→ **Records provided**:
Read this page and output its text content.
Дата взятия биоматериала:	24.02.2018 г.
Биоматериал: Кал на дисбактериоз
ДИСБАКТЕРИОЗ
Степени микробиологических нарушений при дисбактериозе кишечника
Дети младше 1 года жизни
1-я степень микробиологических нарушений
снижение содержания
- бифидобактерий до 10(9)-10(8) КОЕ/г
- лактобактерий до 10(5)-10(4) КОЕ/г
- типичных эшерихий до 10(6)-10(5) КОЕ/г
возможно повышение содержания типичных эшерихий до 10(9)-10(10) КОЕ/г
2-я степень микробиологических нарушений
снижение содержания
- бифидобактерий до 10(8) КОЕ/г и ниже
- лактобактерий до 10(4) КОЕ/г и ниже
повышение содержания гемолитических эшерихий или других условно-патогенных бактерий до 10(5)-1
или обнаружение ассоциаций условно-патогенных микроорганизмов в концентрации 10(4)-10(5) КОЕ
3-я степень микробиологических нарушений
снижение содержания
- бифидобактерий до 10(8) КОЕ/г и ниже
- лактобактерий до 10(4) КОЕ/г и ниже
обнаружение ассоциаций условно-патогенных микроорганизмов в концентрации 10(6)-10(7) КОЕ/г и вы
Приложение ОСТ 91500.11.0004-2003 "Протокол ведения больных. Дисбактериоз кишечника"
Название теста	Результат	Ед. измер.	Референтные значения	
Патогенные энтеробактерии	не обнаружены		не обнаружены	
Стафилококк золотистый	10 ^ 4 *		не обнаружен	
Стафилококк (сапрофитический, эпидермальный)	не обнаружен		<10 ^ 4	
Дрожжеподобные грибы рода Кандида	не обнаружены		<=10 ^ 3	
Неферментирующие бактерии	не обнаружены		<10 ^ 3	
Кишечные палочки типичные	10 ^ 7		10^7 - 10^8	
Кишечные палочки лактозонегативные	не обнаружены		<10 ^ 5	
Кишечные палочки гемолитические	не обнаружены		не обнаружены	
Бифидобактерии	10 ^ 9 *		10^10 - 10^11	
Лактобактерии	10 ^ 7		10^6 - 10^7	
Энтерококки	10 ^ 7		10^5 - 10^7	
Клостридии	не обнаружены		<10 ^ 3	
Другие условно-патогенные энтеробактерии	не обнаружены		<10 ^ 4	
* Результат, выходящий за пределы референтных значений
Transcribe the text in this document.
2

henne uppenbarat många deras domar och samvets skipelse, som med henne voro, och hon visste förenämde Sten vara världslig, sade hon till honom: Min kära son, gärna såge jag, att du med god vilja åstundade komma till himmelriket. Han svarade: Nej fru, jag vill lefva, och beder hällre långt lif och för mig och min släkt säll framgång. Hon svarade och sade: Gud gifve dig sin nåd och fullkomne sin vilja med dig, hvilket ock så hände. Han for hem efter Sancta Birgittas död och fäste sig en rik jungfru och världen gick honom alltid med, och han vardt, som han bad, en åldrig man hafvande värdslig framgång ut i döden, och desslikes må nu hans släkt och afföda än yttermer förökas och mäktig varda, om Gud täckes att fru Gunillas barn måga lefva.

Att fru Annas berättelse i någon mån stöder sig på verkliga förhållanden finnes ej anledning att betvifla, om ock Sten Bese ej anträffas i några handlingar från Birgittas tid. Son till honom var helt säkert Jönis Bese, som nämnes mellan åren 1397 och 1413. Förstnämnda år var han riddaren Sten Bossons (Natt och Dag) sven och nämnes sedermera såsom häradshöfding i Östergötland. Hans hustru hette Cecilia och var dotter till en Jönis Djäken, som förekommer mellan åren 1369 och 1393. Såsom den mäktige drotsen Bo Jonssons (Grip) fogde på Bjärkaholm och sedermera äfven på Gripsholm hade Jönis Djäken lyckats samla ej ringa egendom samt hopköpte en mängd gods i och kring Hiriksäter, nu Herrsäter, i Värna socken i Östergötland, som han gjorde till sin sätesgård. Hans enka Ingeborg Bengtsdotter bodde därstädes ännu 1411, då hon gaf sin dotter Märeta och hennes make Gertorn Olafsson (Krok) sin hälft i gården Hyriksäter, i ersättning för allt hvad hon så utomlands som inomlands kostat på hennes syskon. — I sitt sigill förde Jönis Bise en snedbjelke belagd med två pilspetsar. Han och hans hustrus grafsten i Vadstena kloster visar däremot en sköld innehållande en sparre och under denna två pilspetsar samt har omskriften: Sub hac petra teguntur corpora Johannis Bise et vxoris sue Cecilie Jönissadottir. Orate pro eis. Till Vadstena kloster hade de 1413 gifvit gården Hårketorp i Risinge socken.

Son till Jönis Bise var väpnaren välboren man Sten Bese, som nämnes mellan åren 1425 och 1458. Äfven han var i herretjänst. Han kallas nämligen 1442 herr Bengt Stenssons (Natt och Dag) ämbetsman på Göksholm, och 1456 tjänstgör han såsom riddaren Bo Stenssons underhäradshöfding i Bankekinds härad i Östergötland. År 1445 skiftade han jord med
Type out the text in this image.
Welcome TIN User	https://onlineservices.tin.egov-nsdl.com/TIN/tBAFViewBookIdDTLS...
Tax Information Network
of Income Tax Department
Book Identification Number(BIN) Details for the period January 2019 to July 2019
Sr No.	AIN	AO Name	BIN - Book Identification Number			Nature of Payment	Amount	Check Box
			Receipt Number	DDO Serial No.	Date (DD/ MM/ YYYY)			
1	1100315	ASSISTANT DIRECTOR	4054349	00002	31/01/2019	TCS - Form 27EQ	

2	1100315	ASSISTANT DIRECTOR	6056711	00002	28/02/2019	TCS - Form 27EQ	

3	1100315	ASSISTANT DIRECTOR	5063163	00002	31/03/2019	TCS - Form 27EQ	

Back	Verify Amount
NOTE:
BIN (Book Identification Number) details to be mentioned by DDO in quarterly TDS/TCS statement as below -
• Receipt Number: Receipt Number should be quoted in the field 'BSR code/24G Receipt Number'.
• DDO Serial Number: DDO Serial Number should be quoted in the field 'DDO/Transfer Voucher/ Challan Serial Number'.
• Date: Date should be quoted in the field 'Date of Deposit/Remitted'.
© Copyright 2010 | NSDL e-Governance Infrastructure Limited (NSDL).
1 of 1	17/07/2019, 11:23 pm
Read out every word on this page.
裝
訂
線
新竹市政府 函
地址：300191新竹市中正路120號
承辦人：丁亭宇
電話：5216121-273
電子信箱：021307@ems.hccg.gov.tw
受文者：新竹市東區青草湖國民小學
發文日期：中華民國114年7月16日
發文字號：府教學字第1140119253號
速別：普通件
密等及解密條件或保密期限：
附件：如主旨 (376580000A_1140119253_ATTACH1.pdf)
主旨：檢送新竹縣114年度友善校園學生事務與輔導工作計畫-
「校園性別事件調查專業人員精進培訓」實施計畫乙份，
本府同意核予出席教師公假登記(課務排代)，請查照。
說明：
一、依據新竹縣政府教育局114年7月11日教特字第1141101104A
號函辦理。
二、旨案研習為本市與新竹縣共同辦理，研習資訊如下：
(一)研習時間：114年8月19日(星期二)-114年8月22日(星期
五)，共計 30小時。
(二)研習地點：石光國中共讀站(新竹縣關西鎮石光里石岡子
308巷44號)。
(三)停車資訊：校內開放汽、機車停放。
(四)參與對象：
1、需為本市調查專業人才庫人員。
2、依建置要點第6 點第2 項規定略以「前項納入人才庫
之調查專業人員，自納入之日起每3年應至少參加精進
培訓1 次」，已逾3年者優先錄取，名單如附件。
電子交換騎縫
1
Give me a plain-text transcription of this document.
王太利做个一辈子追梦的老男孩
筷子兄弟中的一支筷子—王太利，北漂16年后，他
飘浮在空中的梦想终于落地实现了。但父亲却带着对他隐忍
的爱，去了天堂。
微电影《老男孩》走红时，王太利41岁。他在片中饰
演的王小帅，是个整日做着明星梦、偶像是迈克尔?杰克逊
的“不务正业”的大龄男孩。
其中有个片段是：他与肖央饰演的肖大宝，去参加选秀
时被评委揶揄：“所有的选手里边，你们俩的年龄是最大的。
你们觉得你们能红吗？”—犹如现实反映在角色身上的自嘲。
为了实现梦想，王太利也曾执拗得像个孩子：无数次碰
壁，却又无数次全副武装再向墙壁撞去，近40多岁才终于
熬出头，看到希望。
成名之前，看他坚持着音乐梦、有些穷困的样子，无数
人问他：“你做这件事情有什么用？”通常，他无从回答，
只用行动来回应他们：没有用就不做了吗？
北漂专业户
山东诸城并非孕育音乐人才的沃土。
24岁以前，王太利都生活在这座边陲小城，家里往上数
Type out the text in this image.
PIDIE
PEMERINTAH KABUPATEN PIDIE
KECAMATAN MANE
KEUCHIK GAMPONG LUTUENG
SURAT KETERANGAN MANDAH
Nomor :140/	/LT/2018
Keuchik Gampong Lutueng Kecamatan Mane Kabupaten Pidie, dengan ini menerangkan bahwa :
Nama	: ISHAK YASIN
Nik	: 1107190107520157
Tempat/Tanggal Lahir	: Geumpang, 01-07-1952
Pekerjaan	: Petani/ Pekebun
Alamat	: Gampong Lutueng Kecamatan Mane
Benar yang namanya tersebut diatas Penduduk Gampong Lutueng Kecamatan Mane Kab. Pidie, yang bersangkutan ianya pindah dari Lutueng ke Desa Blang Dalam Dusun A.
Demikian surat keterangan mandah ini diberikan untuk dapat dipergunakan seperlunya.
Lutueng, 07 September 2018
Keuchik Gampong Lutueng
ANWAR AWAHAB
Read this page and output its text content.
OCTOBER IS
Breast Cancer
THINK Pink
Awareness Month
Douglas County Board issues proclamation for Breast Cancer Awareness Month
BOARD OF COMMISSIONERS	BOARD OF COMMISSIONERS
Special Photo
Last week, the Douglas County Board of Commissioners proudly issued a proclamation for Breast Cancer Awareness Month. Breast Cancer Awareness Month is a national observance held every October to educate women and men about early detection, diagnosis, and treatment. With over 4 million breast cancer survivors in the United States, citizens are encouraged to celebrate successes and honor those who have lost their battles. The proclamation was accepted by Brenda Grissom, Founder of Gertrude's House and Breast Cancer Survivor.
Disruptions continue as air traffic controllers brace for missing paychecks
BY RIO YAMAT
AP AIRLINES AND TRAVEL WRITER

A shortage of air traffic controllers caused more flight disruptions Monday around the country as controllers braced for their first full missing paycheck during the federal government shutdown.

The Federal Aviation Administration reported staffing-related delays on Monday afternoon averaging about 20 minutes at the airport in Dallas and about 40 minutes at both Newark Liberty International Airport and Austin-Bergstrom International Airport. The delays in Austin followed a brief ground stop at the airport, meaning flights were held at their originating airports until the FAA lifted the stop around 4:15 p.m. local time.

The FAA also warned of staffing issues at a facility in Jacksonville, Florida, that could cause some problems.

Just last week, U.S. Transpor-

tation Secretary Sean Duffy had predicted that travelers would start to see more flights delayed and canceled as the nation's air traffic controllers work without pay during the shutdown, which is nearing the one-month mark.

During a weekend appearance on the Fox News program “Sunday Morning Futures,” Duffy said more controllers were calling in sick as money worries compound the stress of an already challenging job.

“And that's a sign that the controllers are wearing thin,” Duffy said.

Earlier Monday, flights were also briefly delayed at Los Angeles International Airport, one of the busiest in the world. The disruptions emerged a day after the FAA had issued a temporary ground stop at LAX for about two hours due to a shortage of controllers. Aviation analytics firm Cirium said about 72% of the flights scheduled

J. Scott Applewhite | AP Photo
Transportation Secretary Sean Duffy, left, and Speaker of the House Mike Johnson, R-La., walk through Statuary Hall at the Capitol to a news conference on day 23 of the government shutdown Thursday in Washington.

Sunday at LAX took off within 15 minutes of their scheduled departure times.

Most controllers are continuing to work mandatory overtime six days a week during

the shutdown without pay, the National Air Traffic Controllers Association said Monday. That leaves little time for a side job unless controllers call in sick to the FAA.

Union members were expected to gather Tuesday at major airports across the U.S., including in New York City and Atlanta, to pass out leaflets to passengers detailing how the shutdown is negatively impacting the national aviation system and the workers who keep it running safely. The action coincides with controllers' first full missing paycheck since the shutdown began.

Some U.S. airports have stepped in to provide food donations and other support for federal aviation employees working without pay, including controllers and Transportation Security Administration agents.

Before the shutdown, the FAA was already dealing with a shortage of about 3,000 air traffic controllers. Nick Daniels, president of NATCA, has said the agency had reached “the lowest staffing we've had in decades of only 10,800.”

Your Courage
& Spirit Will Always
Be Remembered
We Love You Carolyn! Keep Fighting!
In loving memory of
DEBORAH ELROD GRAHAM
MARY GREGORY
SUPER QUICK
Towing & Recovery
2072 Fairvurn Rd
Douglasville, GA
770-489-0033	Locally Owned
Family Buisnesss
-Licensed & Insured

→ **Set task**: Each line in the data that holds the string "энтеробактерии" should be found and copied.

→ **Exercise answer**:
Патогенные энтеробактерии	не обнаружены		не обнаружены	
Другие условно-патогенные энтеробактерии	не обнаружены		<10 ^ 4	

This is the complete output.